Return all lines from the listing below in which the string "text" occurs.

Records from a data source
* START *
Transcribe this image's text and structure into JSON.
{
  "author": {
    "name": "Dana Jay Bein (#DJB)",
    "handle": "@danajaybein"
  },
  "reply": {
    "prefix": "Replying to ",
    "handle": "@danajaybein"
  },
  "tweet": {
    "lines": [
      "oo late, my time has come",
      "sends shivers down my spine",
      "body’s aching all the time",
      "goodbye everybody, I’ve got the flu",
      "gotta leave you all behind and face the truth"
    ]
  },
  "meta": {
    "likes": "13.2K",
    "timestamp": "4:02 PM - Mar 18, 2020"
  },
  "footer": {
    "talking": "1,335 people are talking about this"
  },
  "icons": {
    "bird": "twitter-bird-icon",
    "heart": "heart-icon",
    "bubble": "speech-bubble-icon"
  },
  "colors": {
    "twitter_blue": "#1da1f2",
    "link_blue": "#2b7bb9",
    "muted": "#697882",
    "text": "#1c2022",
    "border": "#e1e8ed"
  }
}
* END *
◆ REPLY TO THE EXERCISE
Transcribe this image's text and structure into JSON.
    "text": "#1c2022",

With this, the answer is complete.